## Requirements
The records below must be written out exactly, with every picture left behind.
········
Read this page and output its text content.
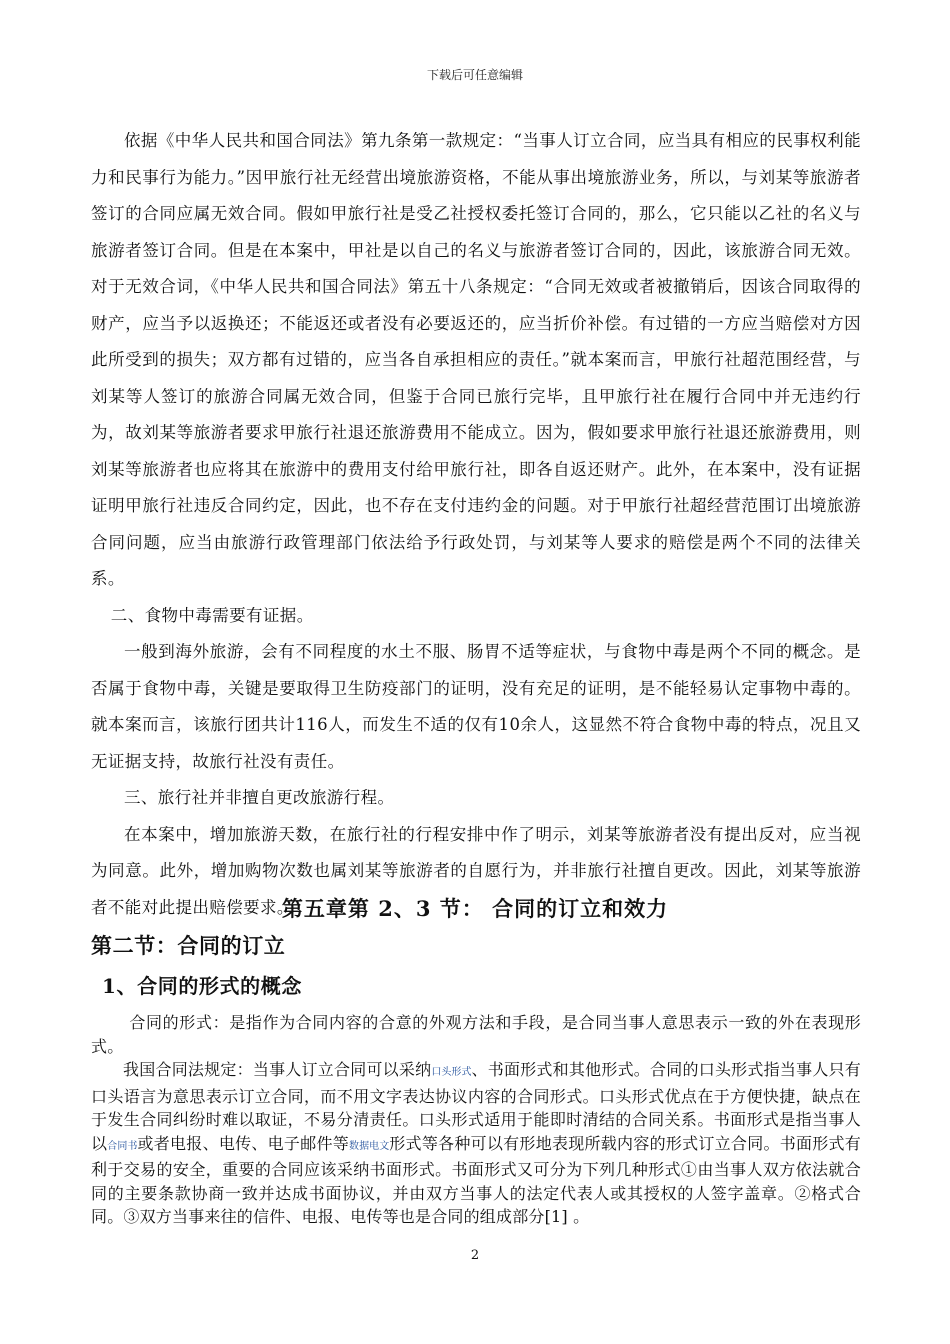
下载后可任意编辑

依据《中华人民共和国合同法》第九条第一款规定：“当事人订立合同，应当具有相应的民事权利能力和民事行为能力。”因甲旅行社无经营出境旅游资格，不能从事出境旅游业务，所以，与刘某等旅游者签订的合同应属无效合同。假如甲旅行社是受乙社授权委托签订合同的，那么，它只能以乙社的名义与旅游者签订合同。但是在本案中，甲社是以自己的名义与旅游者签订合同的，因此，该旅游合同无效。对于无效合词，《中华人民共和国合同法》第五十八条规定：“合同无效或者被撤销后，因该合同取得的财产，应当予以返换还；不能返还或者没有必要返还的，应当折价补偿。有过错的一方应当赔偿对方因此所受到的损失；双方都有过错的，应当各自承担相应的责任。”就本案而言，甲旅行社超范围经营，与刘某等人签订的旅游合同属无效合同，但鉴于合同已旅行完毕，且甲旅行社在履行合同中并无违约行为，故刘某等旅游者要求甲旅行社退还旅游费用不能成立。因为，假如要求甲旅行社退还旅游费用，则刘某等旅游者也应将其在旅游中的费用支付给甲旅行社，即各自返还财产。此外，在本案中，没有证据证明甲旅行社违反合同约定，因此，也不存在支付违约金的问题。对于甲旅行社超经营范围订出境旅游合同问题，应当由旅游行政管理部门依法给予行政处罚，与刘某等人要求的赔偿是两个不同的法律关系。

二、食物中毒需要有证据。

一般到海外旅游，会有不同程度的水土不服、肠胃不适等症状，与食物中毒是两个不同的概念。是否属于食物中毒，关键是要取得卫生防疫部门的证明，没有充足的证明，是不能轻易认定事物中毒的。就本案而言，该旅行团共计116人，而发生不适的仅有10余人，这显然不符合食物中毒的特点，况且又无证据支持，故旅行社没有责任。

三、旅行社并非擅自更改旅游行程。

在本案中，增加旅游天数，在旅行社的行程安排中作了明示，刘某等旅游者没有提出反对，应当视为同意。此外，增加购物次数也属刘某等旅游者的自愿行为，并非旅行社擅自更改。因此，刘某等旅游者不能对此提出赔偿要求。

第五章第 2、3 节： 合同的订立和效力
第二节：合同的订立
1、合同的形式的概念

合同的形式：是指作为合同内容的合意的外观方法和手段，是合同当事人意思表示一致的外在表现形式。

我国合同法规定：当事人订立合同可以采纳口头形式、书面形式和其他形式。合同的口头形式指当事人只有口头语言为意思表示订立合同，而不用文字表达协议内容的合同形式。口头形式优点在于方便快捷，缺点在于发生合同纠纷时难以取证，不易分清责任。口头形式适用于能即时清结的合同关系。书面形式是指当事人以合同书或者电报、电传、电子邮件等数据电文形式等各种可以有形地表现所载内容的形式订立合同。书面形式有利于交易的安全，重要的合同应该采纳书面形式。书面形式又可分为下列几种形式①由当事人双方依法就合同的主要条款协商一致并达成书面协议，并由双方当事人的法定代表人或其授权的人签字盖章。②格式合同。③双方当事来往的信件、电报、电传等也是合同的组成部分[1] 。

2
········
## Task response
Read this page and output its text content.
下载后可任意编辑

依据《中华人民共和国合同法》第九条第一款规定：“当事人订立合同，应当具有相应的民事权利能力和民事行为能力。”因甲旅行社无经营出境旅游资格，不能从事出境旅游业务，所以，与刘某等旅游者签订的合同应属无效合同。假如甲旅行社是受乙社授权委托签订合同的，那么，它只能以乙社的名义与旅游者签订合同。但是在本案中，甲社是以自己的名义与旅游者签订合同的，因此，该旅游合同无效。对于无效合词，《中华人民共和国合同法》第五十八条规定：“合同无效或者被撤销后，因该合同取得的财产，应当予以返换还；不能返还或者没有必要返还的，应当折价补偿。有过错的一方应当赔偿对方因此所受到的损失；双方都有过错的，应当各自承担相应的责任。”就本案而言，甲旅行社超范围经营，与刘某等人签订的旅游合同属无效合同，但鉴于合同已旅行完毕，且甲旅行社在履行合同中并无违约行为，故刘某等旅游者要求甲旅行社退还旅游费用不能成立。因为，假如要求甲旅行社退还旅游费用，则刘某等旅游者也应将其在旅游中的费用支付给甲旅行社，即各自返还财产。此外，在本案中，没有证据证明甲旅行社违反合同约定，因此，也不存在支付违约金的问题。对于甲旅行社超经营范围订出境旅游合同问题，应当由旅游行政管理部门依法给予行政处罚，与刘某等人要求的赔偿是两个不同的法律关系。

二、食物中毒需要有证据。

一般到海外旅游，会有不同程度的水土不服、肠胃不适等症状，与食物中毒是两个不同的概念。是否属于食物中毒，关键是要取得卫生防疫部门的证明，没有充足的证明，是不能轻易认定事物中毒的。就本案而言，该旅行团共计116人，而发生不适的仅有10余人，这显然不符合食物中毒的特点，况且又无证据支持，故旅行社没有责任。

三、旅行社并非擅自更改旅游行程。

在本案中，增加旅游天数，在旅行社的行程安排中作了明示，刘某等旅游者没有提出反对，应当视为同意。此外，增加购物次数也属刘某等旅游者的自愿行为，并非旅行社擅自更改。因此，刘某等旅游者不能对此提出赔偿要求。

第五章第 2、3 节： 合同的订立和效力
第二节：合同的订立
1、合同的形式的概念

合同的形式：是指作为合同内容的合意的外观方法和手段，是合同当事人意思表示一致的外在表现形式。

我国合同法规定：当事人订立合同可以采纳口头形式、书面形式和其他形式。合同的口头形式指当事人只有口头语言为意思表示订立合同，而不用文字表达协议内容的合同形式。口头形式优点在于方便快捷，缺点在于发生合同纠纷时难以取证，不易分清责任。口头形式适用于能即时清结的合同关系。书面形式是指当事人以合同书或者电报、电传、电子邮件等数据电文形式等各种可以有形地表现所载内容的形式订立合同。书面形式有利于交易的安全，重要的合同应该采纳书面形式。书面形式又可分为下列几种形式①由当事人双方依法就合同的主要条款协商一致并达成书面协议，并由双方当事人的法定代表人或其授权的人签字盖章。②格式合同。③双方当事来往的信件、电报、电传等也是合同的组成部分[1] 。

2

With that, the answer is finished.